# WRITTEN TASK
From the entries that follow, list every line in which the string "maintenance" appears.

# INPUT RECORDS
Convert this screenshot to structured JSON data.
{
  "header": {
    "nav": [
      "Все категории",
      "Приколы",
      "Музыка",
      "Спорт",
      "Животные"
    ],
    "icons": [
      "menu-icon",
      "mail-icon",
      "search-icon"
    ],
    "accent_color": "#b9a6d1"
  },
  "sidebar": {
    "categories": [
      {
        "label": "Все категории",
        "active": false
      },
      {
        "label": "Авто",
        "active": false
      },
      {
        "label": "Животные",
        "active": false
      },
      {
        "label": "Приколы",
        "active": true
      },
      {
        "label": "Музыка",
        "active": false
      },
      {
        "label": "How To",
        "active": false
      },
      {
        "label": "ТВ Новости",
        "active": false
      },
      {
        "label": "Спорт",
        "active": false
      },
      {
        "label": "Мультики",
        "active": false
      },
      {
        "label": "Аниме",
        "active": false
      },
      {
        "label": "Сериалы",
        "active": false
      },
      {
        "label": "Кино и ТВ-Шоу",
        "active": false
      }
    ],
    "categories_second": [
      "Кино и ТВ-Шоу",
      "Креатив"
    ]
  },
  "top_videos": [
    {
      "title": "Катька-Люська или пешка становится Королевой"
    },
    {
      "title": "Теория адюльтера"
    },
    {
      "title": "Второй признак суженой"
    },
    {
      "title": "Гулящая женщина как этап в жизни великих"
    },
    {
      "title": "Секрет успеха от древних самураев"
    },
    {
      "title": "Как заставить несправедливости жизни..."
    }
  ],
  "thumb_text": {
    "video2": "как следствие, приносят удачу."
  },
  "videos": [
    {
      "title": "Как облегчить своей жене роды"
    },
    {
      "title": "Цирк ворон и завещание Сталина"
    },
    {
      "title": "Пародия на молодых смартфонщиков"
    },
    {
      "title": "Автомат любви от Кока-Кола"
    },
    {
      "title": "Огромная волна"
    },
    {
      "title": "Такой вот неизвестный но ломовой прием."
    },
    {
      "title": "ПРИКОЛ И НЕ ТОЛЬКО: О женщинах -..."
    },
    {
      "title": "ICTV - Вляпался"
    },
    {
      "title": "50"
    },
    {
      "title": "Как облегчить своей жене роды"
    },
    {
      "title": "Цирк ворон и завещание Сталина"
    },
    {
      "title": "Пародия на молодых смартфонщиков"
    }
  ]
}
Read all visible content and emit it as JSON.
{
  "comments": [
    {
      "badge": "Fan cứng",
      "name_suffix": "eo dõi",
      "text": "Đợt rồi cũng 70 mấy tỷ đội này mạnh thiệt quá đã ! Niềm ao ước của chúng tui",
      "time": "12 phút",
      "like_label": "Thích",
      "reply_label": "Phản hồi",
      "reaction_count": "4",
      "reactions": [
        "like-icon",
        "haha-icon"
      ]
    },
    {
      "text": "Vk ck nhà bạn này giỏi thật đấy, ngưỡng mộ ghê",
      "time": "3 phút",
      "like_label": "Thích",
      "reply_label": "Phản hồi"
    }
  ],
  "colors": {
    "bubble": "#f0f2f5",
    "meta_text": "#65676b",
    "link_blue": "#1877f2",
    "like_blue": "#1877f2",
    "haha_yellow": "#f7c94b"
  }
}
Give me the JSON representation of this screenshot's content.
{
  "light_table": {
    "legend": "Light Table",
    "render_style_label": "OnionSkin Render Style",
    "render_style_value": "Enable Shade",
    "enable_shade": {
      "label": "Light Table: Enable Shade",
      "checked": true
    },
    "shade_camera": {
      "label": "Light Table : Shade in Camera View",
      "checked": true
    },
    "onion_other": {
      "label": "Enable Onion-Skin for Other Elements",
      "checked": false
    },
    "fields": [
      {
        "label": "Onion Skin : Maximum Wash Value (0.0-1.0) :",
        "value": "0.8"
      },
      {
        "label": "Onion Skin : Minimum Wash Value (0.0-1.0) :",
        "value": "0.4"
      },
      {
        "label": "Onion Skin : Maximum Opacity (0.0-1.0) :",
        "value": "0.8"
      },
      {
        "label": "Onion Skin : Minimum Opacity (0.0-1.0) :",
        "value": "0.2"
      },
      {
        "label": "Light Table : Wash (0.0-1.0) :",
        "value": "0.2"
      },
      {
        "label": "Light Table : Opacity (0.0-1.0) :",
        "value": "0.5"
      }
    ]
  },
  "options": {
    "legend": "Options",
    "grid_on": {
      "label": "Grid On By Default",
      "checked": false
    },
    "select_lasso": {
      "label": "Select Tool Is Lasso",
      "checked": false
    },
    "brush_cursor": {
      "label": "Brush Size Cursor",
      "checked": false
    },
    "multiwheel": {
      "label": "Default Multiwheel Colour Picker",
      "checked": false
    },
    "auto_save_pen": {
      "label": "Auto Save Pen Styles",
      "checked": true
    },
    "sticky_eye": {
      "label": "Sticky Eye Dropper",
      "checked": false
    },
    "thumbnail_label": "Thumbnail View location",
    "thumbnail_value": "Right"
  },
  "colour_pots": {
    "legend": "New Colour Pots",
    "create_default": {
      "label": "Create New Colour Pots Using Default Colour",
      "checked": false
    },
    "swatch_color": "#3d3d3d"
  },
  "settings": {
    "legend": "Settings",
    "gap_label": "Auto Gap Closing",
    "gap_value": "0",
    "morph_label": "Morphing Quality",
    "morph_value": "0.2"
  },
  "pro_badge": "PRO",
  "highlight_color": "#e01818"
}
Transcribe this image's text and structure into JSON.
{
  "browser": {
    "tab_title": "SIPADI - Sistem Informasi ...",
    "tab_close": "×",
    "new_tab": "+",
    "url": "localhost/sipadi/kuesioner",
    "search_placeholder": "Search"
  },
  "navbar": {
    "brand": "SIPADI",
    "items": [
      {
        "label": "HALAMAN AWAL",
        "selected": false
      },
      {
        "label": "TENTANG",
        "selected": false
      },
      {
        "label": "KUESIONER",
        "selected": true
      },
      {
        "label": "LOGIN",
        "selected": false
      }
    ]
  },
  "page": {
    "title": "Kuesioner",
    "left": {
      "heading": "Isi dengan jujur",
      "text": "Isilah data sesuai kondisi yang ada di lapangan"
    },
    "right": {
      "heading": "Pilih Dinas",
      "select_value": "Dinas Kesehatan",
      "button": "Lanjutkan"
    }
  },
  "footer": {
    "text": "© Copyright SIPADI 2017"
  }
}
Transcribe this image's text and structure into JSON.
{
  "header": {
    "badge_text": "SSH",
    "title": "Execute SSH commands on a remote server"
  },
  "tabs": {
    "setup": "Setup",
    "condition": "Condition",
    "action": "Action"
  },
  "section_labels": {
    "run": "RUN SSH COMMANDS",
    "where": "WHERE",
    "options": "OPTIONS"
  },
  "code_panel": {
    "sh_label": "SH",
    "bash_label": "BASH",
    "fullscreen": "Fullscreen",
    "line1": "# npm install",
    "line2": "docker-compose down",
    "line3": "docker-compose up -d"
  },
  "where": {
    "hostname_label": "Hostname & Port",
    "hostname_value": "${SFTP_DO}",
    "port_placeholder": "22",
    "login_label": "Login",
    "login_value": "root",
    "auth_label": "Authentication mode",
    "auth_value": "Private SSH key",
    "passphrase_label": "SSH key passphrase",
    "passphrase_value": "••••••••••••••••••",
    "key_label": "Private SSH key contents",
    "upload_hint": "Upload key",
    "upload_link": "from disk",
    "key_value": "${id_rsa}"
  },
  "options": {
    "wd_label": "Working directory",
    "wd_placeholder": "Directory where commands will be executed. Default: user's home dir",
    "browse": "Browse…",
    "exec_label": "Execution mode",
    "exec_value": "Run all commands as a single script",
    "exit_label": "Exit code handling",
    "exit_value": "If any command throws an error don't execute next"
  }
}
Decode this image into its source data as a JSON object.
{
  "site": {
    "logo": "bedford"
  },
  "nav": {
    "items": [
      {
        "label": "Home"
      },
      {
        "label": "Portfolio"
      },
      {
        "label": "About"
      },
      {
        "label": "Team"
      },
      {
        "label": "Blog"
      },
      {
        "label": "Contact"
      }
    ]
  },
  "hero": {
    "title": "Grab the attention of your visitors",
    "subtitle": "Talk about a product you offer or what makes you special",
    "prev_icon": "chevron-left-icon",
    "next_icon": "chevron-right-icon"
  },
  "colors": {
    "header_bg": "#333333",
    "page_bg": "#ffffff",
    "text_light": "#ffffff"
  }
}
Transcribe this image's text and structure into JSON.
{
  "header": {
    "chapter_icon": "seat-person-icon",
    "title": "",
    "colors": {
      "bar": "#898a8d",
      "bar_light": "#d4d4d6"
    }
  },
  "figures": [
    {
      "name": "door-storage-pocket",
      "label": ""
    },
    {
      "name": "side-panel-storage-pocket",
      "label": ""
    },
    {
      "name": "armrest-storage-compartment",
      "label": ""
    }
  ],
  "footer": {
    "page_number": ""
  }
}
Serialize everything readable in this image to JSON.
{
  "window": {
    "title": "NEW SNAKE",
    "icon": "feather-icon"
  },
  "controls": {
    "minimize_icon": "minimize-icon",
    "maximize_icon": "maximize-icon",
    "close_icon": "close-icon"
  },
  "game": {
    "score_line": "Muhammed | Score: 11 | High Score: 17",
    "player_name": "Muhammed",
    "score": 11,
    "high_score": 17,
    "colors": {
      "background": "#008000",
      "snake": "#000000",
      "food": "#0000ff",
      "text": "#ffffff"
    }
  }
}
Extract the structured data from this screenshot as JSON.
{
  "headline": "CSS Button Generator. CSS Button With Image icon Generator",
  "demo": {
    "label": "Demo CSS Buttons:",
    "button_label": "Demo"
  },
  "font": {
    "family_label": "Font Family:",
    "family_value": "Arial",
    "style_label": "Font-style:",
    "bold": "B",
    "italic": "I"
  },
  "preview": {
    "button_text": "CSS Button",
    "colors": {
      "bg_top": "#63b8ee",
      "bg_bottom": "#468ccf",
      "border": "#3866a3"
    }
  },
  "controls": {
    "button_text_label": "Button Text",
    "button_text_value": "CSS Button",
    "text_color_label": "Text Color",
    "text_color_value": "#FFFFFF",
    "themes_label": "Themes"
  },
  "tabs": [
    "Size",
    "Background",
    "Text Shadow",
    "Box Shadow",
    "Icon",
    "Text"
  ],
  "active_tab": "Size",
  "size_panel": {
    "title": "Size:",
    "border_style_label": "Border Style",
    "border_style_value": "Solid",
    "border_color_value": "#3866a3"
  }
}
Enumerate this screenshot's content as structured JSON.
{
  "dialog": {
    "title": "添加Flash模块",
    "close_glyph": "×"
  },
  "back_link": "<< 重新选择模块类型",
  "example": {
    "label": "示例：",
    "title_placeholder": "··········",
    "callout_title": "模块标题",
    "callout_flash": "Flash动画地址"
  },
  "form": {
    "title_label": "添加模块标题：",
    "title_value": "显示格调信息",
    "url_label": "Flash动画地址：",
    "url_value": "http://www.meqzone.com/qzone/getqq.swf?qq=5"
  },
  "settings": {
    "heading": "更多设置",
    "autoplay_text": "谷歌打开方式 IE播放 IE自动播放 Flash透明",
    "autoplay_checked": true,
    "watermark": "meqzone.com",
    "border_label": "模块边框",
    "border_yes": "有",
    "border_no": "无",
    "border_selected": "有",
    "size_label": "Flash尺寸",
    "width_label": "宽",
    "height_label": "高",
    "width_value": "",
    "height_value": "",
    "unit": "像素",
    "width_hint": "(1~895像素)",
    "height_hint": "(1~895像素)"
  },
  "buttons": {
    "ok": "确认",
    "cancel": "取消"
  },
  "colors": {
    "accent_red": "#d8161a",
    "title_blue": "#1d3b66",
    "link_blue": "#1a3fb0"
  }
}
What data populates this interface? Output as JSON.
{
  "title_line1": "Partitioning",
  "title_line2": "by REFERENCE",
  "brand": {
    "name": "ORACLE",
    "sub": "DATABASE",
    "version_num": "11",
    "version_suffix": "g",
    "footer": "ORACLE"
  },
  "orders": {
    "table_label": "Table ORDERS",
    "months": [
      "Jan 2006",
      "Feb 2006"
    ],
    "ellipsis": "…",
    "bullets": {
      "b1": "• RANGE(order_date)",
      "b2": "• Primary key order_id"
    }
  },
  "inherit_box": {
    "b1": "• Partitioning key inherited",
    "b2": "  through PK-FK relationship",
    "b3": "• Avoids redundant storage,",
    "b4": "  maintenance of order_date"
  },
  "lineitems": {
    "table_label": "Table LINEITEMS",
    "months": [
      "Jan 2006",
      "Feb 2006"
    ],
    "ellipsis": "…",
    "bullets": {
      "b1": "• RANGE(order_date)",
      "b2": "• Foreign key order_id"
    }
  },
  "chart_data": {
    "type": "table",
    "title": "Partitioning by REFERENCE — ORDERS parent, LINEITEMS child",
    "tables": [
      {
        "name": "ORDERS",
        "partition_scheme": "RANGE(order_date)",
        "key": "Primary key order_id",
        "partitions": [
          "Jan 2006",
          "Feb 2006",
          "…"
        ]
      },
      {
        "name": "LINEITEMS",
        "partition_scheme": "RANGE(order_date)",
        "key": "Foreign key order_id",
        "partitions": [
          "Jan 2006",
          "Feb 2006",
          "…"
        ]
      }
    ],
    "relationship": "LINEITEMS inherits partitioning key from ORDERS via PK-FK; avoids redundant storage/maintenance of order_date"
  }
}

# TASK SOLUTION
    "b4": "  maintenance of order_date"
    "relationship": "LINEITEMS inherits partitioning key from ORDERS via PK-FK; avoids redundant storage/maintenance of order_date"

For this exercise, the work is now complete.